_PROVIDED RECORDS_:
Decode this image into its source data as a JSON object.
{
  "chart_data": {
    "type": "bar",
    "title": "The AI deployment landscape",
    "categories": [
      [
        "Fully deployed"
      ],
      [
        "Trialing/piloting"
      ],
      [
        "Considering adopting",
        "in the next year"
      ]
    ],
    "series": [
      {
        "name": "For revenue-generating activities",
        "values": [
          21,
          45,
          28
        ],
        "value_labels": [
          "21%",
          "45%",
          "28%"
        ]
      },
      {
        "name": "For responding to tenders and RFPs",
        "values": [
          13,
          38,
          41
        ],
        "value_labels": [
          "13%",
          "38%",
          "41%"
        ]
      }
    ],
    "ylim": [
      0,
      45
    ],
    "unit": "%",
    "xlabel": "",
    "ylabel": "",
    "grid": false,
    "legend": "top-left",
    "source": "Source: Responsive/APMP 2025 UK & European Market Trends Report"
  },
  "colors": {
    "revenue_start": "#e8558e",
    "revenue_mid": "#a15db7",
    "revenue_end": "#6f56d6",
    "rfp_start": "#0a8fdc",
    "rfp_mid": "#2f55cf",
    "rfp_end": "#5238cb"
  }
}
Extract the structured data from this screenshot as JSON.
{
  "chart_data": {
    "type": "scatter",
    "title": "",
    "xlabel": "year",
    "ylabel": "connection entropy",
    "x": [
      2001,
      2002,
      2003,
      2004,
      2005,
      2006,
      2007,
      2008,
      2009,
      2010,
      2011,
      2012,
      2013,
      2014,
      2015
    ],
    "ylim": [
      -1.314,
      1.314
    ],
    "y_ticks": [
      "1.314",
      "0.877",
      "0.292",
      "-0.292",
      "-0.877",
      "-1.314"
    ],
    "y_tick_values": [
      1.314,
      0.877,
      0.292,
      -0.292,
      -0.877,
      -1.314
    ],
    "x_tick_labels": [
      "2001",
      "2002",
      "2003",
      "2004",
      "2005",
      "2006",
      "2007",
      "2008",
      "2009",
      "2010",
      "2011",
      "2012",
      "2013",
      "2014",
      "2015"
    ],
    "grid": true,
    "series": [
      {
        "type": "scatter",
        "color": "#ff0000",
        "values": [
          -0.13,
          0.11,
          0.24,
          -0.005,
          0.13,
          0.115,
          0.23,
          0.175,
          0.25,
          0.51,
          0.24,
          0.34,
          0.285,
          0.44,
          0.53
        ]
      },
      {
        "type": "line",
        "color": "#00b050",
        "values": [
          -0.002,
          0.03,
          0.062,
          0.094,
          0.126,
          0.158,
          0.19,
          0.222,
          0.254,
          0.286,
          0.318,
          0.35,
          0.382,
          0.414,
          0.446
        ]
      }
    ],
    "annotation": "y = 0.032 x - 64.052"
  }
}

_THE TASK_:
Copy the records above exactly.

_OUTPUT FOR THIS TASK_:
Decode this image into its source data as a JSON object.
{
  "chart_data": {
    "type": "bar",
    "title": "The AI deployment landscape",
    "categories": [
      [
        "Fully deployed"
      ],
      [
        "Trialing/piloting"
      ],
      [
        "Considering adopting",
        "in the next year"
      ]
    ],
    "series": [
      {
        "name": "For revenue-generating activities",
        "values": [
          21,
          45,
          28
        ],
        "value_labels": [
          "21%",
          "45%",
          "28%"
        ]
      },
      {
        "name": "For responding to tenders and RFPs",
        "values": [
          13,
          38,
          41
        ],
        "value_labels": [
          "13%",
          "38%",
          "41%"
        ]
      }
    ],
    "ylim": [
      0,
      45
    ],
    "unit": "%",
    "xlabel": "",
    "ylabel": "",
    "grid": false,
    "legend": "top-left",
    "source": "Source: Responsive/APMP 2025 UK & European Market Trends Report"
  },
  "colors": {
    "revenue_start": "#e8558e",
    "revenue_mid": "#a15db7",
    "revenue_end": "#6f56d6",
    "rfp_start": "#0a8fdc",
    "rfp_mid": "#2f55cf",
    "rfp_end": "#5238cb"
  }
}
Extract the structured data from this screenshot as JSON.
{
  "chart_data": {
    "type": "scatter",
    "title": "",
    "xlabel": "year",
    "ylabel": "connection entropy",
    "x": [
      2001,
      2002,
      2003,
      2004,
      2005,
      2006,
      2007,
      2008,
      2009,
      2010,
      2011,
      2012,
      2013,
      2014,
      2015
    ],
    "ylim": [
      -1.314,
      1.314
    ],
    "y_ticks": [
      "1.314",
      "0.877",
      "0.292",
      "-0.292",
      "-0.877",
      "-1.314"
    ],
    "y_tick_values": [
      1.314,
      0.877,
      0.292,
      -0.292,
      -0.877,
      -1.314
    ],
    "x_tick_labels": [
      "2001",
      "2002",
      "2003",
      "2004",
      "2005",
      "2006",
      "2007",
      "2008",
      "2009",
      "2010",
      "2011",
      "2012",
      "2013",
      "2014",
      "2015"
    ],
    "grid": true,
    "series": [
      {
        "type": "scatter",
        "color": "#ff0000",
        "values": [
          -0.13,
          0.11,
          0.24,
          -0.005,
          0.13,
          0.115,
          0.23,
          0.175,
          0.25,
          0.51,
          0.24,
          0.34,
          0.285,
          0.44,
          0.53
        ]
      },
      {
        "type": "line",
        "color": "#00b050",
        "values": [
          -0.002,
          0.03,
          0.062,
          0.094,
          0.126,
          0.158,
          0.19,
          0.222,
          0.254,
          0.286,
          0.318,
          0.35,
          0.382,
          0.414,
          0.446
        ]
      }
    ],
    "annotation": "y = 0.032 x - 64.052"
  }
}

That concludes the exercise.